◆ **WHAT YOU SHOULD DO**
Find each line with the word "Спортивный" in it, then give the total alone.

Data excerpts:
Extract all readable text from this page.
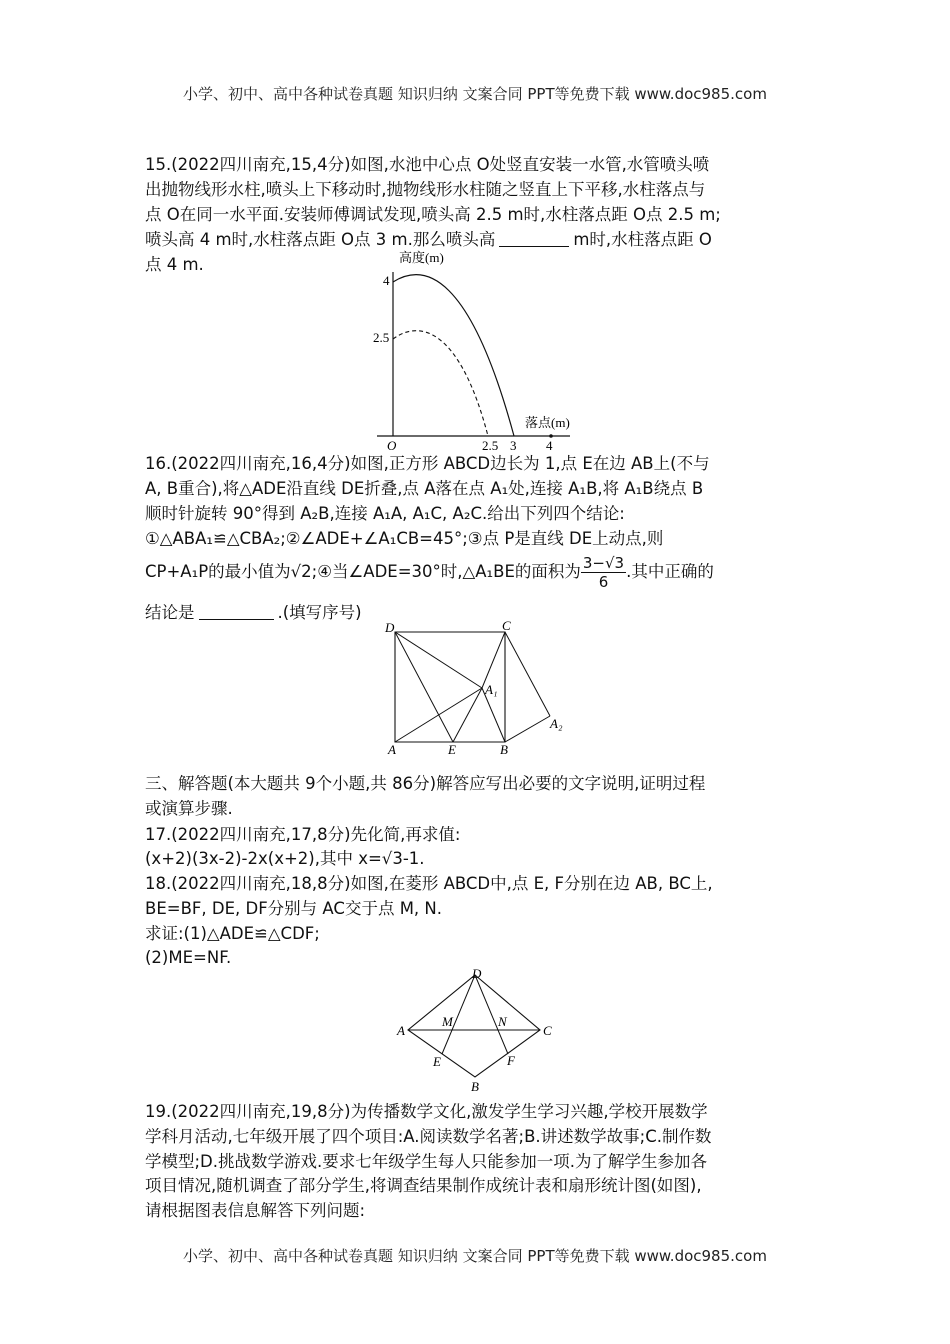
小学、初中、高中各种试卷真题 知识归纳 文案合同 PPT等免费下载 www.doc985.com
小学、初中、高中各种试卷真题 知识归纳 文案合同 PPT等免费下载 www.doc985.com
15.(2022四川南充,15,4分)如图,水池中心点 O处竖直安装一水管,水管喷头喷
出抛物线形水柱,喷头上下移动时,抛物线形水柱随之竖直上下平移,水柱落点与
点 O在同一水平面.安装师傅调试发现,喷头高 2.5 m时,水柱落点距 O点 2.5 m;
喷头高 4 m时,水柱落点距 O点 3 m.那么喷头高	m时,水柱落点距 O
点 4 m.	高度(m)
落点(m)
4
2.5
O	2.5 3 4
16.(2022四川南充,16,4分)如图,正方形 ABCD边长为 1,点 E在边 AB上(不与
A, B重合),将△ADE沿直线 DE折叠,点 A落在点 A₁处,连接 A₁B,将 A₁B绕点 B
顺时针旋转 90°得到 A₂B,连接 A₁A, A₁C, A₂C.给出下列四个结论:
①△ABA₁≌△CBA₂;②∠ADE+∠A₁CB=45°;③点 P是直线 DE上动点,则
CP+A₁P的最小值为√2;④当∠ADE=30°时,△A₁BE的面积为 $\frac{3-√3}{6}$ .其中正确的
结论是	.(填写序号)
D	C
A₁
A₂
A	E	B
三、解答题(本大题共 9个小题,共 86分)解答应写出必要的文字说明,证明过程
或演算步骤.
17.(2022四川南充,17,8分)先化简,再求值:
(x+2)(3x-2)-2x(x+2),其中 x=√3-1.
18.(2022四川南充,18,8分)如图,在菱形 ABCD中,点 E, F分别在边 AB, BC上,
BE=BF, DE, DF分别与 AC交于点 M, N.
求证:(1)△ADE≌△CDF;
(2)ME=NF.
D
A
M	N
C
E	F
B
19.(2022四川南充,19,8分)为传播数学文化,激发学生学习兴趣,学校开展数学
学科月活动,七年级开展了四个项目:A.阅读数学名著;B.讲述数学故事;C.制作数
学模型;D.挑战数学游戏.要求七年级学生每人只能参加一项.为了解学生参加各
项目情况,随机调查了部分学生,将调查结果制作成统计表和扇形统计图(如图),
请根据图表信息解答下列问题:
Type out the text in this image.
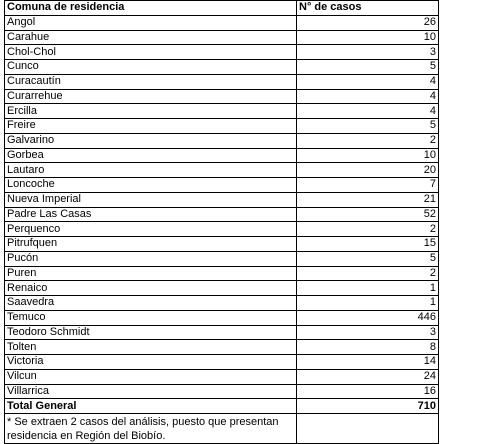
Comuna de residencia	N° de casos
Angol	26
Carahue	10
Chol-Chol	3
Cunco	5
Curacautín	4
Curarrehue	4
Ercilla	4
Freire	5
Galvarino	2
Gorbea	10
Lautaro	20
Loncoche	7
Nueva Imperial	21
Padre Las Casas	52
Perquenco	2
Pitrufquen	15
Pucón	5
Puren	2
Renaico	1
Saavedra	1
Temuco	446
Teodoro Schmidt	3
Tolten	8
Victoria	14
Vilcun	24
Villarrica	16
Total General	710
* Se extraen 2 casos del análisis, puesto que presentan residencia en Región del Biobío.	
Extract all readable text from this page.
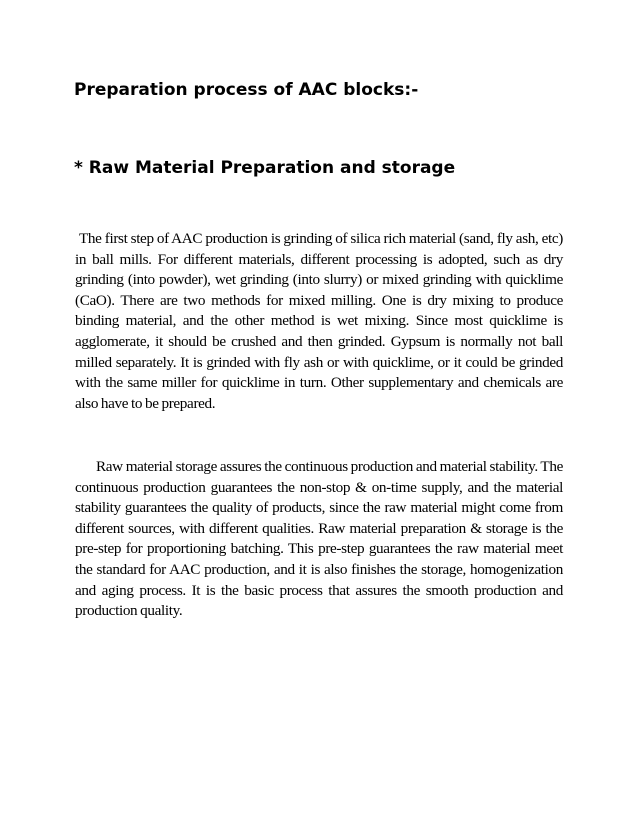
Preparation process of AAC blocks:-
* Raw Material Preparation and storage

The first step of AAC production is grinding of silica rich material (sand, fly ash, etc) in ball mills. For different materials, different processing is adopted, such as dry grinding (into powder), wet grinding (into slurry) or mixed grinding with quicklime (CaO). There are two methods for mixed milling. One is dry mixing to produce binding material, and the other method is wet mixing. Since most quicklime is agglomerate, it should be crushed and then grinded. Gypsum is normally not ball milled separately. It is grinded with fly ash or with quicklime, or it could be grinded with the same miller for quicklime in turn. Other supplementary and chemicals are also have to be prepared.

Raw material storage assures the continuous production and material stability. The continuous production guarantees the non-stop & on-time supply, and the material stability guarantees the quality of products, since the raw material might come from different sources, with different qualities. Raw material preparation & storage is the pre-step for proportioning batching. This pre-step guarantees the raw material meet the standard for AAC production, and it is also finishes the storage, homogenization and aging process. It is the basic process that assures the smooth production and production quality.
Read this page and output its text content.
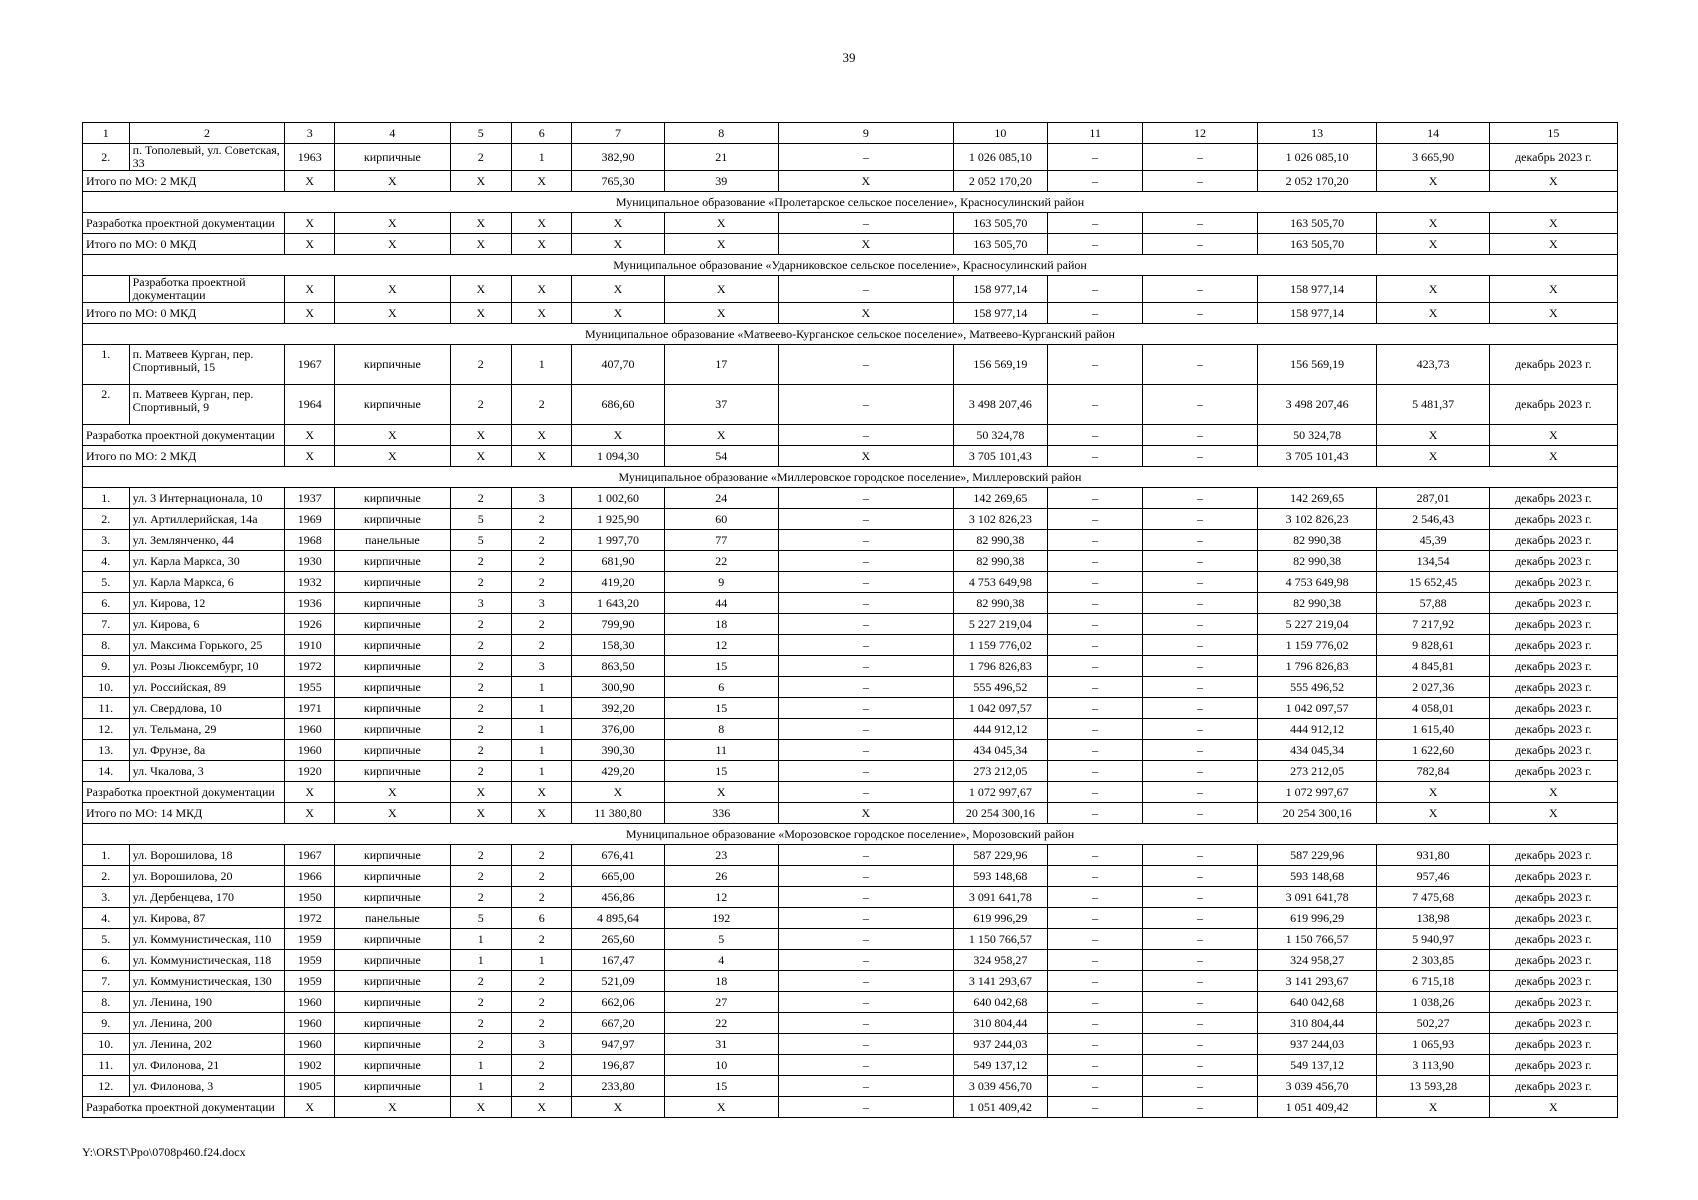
39
1	2	3	4	5	6	7	8	9	10	11	12	13	14	15
2.	п. Тополевый, ул. Советская, 33	1963	кирпичные	2	1	382,90	21	–	1 026 085,10	–	–	1 026 085,10	3 665,90	декабрь 2023 г.
Итого по МО: 2 МКД		X	X	X	X	765,30	39	X	2 052 170,20	–	–	2 052 170,20	X	X
Муниципальное образование «Пролетарское сельское поселение», Красносулинский район														
Разработка проектной документации		X	X	X	X	X	X	–	163 505,70	–	–	163 505,70	X	X
Итого по МО: 0 МКД		X	X	X	X	X	X	X	163 505,70	–	–	163 505,70	X	X
Муниципальное образование «Ударниковское сельское поселение», Красносулинский район														
	Разработка проектной документации	X	X	X	X	X	X	–	158 977,14	–	–	158 977,14	X	X
Итого по МО: 0 МКД		X	X	X	X	X	X	X	158 977,14	–	–	158 977,14	X	X
Муниципальное образование «Матвеево-Курганское сельское поселение», Матвеево-Курганский район														
1.	п. Матвеев Курган, пер. Спортивный, 15	1967	кирпичные	2	1	407,70	17	–	156 569,19	–	–	156 569,19	423,73	декабрь 2023 г.
2.	п. Матвеев Курган, пер. Спортивный, 9	1964	кирпичные	2	2	686,60	37	–	3 498 207,46	–	–	3 498 207,46	5 481,37	декабрь 2023 г.
Разработка проектной документации		X	X	X	X	X	X	–	50 324,78	–	–	50 324,78	X	X
Итого по МО: 2 МКД		X	X	X	X	1 094,30	54	X	3 705 101,43	–	–	3 705 101,43	X	X
Муниципальное образование «Миллеровское городское поселение», Миллеровский район														
1.	ул. 3 Интернационала, 10	1937	кирпичные	2	3	1 002,60	24	–	142 269,65	–	–	142 269,65	287,01	декабрь 2023 г.
2.	ул. Артиллерийская, 14а	1969	кирпичные	5	2	1 925,90	60	–	3 102 826,23	–	–	3 102 826,23	2 546,43	декабрь 2023 г.
3.	ул. Землянченко, 44	1968	панельные	5	2	1 997,70	77	–	82 990,38	–	–	82 990,38	45,39	декабрь 2023 г.
4.	ул. Карла Маркса, 30	1930	кирпичные	2	2	681,90	22	–	82 990,38	–	–	82 990,38	134,54	декабрь 2023 г.
5.	ул. Карла Маркса, 6	1932	кирпичные	2	2	419,20	9	–	4 753 649,98	–	–	4 753 649,98	15 652,45	декабрь 2023 г.
6.	ул. Кирова, 12	1936	кирпичные	3	3	1 643,20	44	–	82 990,38	–	–	82 990,38	57,88	декабрь 2023 г.
7.	ул. Кирова, 6	1926	кирпичные	2	2	799,90	18	–	5 227 219,04	–	–	5 227 219,04	7 217,92	декабрь 2023 г.
8.	ул. Максима Горького, 25	1910	кирпичные	2	2	158,30	12	–	1 159 776,02	–	–	1 159 776,02	9 828,61	декабрь 2023 г.
9.	ул. Розы Люксембург, 10	1972	кирпичные	2	3	863,50	15	–	1 796 826,83	–	–	1 796 826,83	4 845,81	декабрь 2023 г.
10.	ул. Российская, 89	1955	кирпичные	2	1	300,90	6	–	555 496,52	–	–	555 496,52	2 027,36	декабрь 2023 г.
11.	ул. Свердлова, 10	1971	кирпичные	2	1	392,20	15	–	1 042 097,57	–	–	1 042 097,57	4 058,01	декабрь 2023 г.
12.	ул. Тельмана, 29	1960	кирпичные	2	1	376,00	8	–	444 912,12	–	–	444 912,12	1 615,40	декабрь 2023 г.
13.	ул. Фрунзе, 8а	1960	кирпичные	2	1	390,30	11	–	434 045,34	–	–	434 045,34	1 622,60	декабрь 2023 г.
14.	ул. Чкалова, 3	1920	кирпичные	2	1	429,20	15	–	273 212,05	–	–	273 212,05	782,84	декабрь 2023 г.
Разработка проектной документации		X	X	X	X	X	X	–	1 072 997,67	–	–	1 072 997,67	X	X
Итого по МО: 14 МКД		X	X	X	X	11 380,80	336	X	20 254 300,16	–	–	20 254 300,16	X	X
Муниципальное образование «Морозовское городское поселение», Морозовский район														
1.	ул. Ворошилова, 18	1967	кирпичные	2	2	676,41	23	–	587 229,96	–	–	587 229,96	931,80	декабрь 2023 г.
2.	ул. Ворошилова, 20	1966	кирпичные	2	2	665,00	26	–	593 148,68	–	–	593 148,68	957,46	декабрь 2023 г.
3.	ул. Дербенцева, 170	1950	кирпичные	2	2	456,86	12	–	3 091 641,78	–	–	3 091 641,78	7 475,68	декабрь 2023 г.
4.	ул. Кирова, 87	1972	панельные	5	6	4 895,64	192	–	619 996,29	–	–	619 996,29	138,98	декабрь 2023 г.
5.	ул. Коммунистическая, 110	1959	кирпичные	1	2	265,60	5	–	1 150 766,57	–	–	1 150 766,57	5 940,97	декабрь 2023 г.
6.	ул. Коммунистическая, 118	1959	кирпичные	1	1	167,47	4	–	324 958,27	–	–	324 958,27	2 303,85	декабрь 2023 г.
7.	ул. Коммунистическая, 130	1959	кирпичные	2	2	521,09	18	–	3 141 293,67	–	–	3 141 293,67	6 715,18	декабрь 2023 г.
8.	ул. Ленина, 190	1960	кирпичные	2	2	662,06	27	–	640 042,68	–	–	640 042,68	1 038,26	декабрь 2023 г.
9.	ул. Ленина, 200	1960	кирпичные	2	2	667,20	22	–	310 804,44	–	–	310 804,44	502,27	декабрь 2023 г.
10.	ул. Ленина, 202	1960	кирпичные	2	3	947,97	31	–	937 244,03	–	–	937 244,03	1 065,93	декабрь 2023 г.
11.	ул. Филонова, 21	1902	кирпичные	1	2	196,87	10	–	549 137,12	–	–	549 137,12	3 113,90	декабрь 2023 г.
12.	ул. Филонова, 3	1905	кирпичные	1	2	233,80	15	–	3 039 456,70	–	–	3 039 456,70	13 593,28	декабрь 2023 г.
Разработка проектной документации		X	X	X	X	X	X	–	1 051 409,42	–	–	1 051 409,42	X	X
Y:\ORST\Ppo\0708p460.f24.docx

◆ **EXERCISE ANSWER**
2